◆ Written exercise ◆
Find every line in the records below that holds the word "Device", and copy each one.
## Start Records provided
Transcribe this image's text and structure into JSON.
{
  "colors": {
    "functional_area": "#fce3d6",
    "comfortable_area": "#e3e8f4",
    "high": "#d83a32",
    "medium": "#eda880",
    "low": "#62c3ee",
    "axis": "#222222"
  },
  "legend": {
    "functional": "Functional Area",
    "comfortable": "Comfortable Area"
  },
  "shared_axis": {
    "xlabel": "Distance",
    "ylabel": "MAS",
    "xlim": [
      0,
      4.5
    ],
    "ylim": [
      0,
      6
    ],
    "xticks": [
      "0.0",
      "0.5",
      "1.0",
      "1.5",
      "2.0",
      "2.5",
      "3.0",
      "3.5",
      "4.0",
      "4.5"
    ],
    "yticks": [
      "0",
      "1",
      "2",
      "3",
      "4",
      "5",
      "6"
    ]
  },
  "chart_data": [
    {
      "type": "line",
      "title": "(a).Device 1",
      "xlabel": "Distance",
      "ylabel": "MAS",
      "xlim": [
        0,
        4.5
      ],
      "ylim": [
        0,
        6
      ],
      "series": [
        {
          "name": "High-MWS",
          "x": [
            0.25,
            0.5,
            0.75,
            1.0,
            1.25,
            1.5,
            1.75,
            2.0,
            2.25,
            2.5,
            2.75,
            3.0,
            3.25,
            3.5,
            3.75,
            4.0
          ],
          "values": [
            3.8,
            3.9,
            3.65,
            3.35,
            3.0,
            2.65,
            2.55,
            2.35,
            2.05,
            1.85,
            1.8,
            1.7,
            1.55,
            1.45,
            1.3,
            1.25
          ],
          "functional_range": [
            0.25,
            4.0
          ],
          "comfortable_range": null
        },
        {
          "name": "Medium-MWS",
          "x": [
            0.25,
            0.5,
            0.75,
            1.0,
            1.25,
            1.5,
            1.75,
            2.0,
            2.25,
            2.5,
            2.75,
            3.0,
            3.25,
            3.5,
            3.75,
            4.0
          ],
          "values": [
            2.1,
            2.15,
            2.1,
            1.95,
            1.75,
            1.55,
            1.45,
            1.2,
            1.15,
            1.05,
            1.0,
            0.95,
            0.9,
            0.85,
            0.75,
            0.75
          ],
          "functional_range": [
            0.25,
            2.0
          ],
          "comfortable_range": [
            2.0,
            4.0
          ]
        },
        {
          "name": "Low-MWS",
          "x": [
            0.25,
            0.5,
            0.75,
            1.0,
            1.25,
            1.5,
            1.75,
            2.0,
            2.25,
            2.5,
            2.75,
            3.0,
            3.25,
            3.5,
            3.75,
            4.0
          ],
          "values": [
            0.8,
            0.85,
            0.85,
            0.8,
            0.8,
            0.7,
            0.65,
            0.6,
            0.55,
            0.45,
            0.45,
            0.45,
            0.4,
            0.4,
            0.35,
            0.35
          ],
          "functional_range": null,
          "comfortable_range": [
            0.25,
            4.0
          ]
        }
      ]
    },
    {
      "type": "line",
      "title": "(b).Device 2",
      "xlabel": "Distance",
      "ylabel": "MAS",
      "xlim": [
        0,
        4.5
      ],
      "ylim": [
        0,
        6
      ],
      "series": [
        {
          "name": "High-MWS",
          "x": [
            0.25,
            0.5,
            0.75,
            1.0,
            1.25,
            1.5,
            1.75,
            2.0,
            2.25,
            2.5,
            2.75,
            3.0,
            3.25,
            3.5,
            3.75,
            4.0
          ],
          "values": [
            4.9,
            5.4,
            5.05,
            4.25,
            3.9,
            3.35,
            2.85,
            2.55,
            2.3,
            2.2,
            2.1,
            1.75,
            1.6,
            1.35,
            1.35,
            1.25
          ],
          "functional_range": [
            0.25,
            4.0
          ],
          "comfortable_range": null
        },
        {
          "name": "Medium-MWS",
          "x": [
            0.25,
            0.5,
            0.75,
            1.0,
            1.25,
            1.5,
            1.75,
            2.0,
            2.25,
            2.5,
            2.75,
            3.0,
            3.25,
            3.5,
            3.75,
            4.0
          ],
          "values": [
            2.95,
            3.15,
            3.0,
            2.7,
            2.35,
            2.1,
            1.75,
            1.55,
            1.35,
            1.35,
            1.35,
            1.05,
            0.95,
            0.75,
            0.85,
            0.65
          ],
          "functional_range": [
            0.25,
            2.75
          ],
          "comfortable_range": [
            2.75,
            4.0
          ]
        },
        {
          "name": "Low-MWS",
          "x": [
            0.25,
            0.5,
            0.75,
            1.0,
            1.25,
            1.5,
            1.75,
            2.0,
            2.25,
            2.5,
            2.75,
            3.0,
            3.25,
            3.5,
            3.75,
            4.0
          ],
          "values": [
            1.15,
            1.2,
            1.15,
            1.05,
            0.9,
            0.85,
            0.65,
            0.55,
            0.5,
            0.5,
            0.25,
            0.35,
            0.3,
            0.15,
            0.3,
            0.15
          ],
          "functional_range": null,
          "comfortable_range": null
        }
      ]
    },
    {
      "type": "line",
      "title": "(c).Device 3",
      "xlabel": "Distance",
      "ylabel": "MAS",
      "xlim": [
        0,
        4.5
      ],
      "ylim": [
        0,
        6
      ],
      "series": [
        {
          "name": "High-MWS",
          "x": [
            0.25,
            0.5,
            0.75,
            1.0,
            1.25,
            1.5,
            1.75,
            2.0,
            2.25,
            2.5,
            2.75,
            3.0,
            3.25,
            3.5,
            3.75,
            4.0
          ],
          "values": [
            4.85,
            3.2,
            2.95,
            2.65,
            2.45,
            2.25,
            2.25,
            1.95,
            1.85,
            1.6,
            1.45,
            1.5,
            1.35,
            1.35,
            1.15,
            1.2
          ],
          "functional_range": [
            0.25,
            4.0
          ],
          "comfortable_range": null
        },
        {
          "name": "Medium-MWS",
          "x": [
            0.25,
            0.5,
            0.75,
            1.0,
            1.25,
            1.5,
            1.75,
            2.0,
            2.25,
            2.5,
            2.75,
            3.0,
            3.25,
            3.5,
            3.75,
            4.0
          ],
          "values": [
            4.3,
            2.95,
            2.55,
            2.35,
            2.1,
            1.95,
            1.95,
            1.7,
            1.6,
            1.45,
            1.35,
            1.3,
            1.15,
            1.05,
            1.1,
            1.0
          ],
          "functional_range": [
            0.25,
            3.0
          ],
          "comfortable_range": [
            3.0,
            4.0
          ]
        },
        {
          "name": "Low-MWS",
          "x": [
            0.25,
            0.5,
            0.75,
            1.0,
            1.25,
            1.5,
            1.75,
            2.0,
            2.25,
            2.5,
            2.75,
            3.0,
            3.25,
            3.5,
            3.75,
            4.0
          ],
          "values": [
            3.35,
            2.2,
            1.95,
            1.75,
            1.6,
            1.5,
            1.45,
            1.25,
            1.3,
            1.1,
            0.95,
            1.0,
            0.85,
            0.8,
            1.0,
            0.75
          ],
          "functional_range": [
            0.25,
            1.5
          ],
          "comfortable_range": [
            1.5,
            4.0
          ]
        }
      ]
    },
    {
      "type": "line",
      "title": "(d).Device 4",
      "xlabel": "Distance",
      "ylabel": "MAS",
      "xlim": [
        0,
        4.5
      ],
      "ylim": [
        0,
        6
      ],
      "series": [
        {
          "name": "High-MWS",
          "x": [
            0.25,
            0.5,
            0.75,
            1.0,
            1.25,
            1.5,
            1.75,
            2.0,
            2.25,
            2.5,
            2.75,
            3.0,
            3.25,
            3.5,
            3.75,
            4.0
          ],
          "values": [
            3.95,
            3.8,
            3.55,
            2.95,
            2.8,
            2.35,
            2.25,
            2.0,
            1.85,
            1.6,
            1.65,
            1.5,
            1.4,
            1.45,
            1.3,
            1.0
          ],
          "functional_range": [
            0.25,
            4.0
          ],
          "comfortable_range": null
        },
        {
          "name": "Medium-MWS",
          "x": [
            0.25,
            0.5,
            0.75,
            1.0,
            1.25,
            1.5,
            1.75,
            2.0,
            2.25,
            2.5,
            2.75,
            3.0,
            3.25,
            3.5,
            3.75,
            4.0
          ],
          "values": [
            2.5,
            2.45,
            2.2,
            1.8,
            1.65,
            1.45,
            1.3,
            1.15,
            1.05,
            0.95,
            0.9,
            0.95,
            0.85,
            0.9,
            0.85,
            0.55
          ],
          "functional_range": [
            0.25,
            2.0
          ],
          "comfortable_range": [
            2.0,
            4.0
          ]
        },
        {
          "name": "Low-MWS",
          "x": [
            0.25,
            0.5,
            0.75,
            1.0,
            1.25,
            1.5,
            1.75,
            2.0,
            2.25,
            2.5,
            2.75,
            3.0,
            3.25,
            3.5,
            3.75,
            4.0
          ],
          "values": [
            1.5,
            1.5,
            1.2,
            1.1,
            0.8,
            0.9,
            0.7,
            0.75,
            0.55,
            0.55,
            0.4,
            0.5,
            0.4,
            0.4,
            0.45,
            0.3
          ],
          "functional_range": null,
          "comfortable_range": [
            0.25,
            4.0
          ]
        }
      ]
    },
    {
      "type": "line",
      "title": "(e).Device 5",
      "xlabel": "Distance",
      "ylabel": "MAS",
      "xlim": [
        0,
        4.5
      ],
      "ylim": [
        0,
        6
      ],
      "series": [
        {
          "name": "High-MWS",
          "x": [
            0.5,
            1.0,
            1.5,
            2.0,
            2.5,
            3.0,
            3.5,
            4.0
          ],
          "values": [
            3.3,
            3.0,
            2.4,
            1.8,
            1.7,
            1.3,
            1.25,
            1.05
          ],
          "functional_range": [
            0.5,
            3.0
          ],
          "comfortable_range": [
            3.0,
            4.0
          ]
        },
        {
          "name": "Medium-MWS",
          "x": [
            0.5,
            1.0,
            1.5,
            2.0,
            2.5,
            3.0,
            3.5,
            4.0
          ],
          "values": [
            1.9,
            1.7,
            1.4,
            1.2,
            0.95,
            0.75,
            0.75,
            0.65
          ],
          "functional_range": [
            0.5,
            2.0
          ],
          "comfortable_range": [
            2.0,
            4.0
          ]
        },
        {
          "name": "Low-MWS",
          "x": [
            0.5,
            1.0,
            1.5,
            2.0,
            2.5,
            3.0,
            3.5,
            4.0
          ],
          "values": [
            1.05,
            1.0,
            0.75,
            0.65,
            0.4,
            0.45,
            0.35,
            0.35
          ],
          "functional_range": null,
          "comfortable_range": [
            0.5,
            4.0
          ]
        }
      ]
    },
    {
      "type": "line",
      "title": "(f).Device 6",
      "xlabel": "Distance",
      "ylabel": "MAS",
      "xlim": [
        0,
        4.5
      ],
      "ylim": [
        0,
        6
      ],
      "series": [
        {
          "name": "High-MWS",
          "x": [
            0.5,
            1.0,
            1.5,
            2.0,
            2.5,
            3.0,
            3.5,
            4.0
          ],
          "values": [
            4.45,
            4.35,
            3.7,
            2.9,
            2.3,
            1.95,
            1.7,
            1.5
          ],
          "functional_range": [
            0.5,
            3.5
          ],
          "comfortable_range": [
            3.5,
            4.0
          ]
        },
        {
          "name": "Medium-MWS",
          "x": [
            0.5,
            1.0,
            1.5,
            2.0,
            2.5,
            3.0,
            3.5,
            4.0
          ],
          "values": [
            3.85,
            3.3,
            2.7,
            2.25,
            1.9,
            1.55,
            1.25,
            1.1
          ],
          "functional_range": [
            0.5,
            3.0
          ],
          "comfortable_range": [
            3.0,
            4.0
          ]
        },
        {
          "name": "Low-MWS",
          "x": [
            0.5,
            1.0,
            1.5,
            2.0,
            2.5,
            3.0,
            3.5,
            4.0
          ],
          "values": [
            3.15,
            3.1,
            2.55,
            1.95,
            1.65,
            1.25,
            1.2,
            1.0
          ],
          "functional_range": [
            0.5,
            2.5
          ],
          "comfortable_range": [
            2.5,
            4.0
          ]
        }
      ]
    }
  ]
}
## End Records provided
◆ Exercise response ◆
      "title": "(a).Device 1",
      "title": "(b).Device 2",
      "title": "(c).Device 3",
      "title": "(d).Device 4",
      "title": "(e).Device 5",
      "title": "(f).Device 6",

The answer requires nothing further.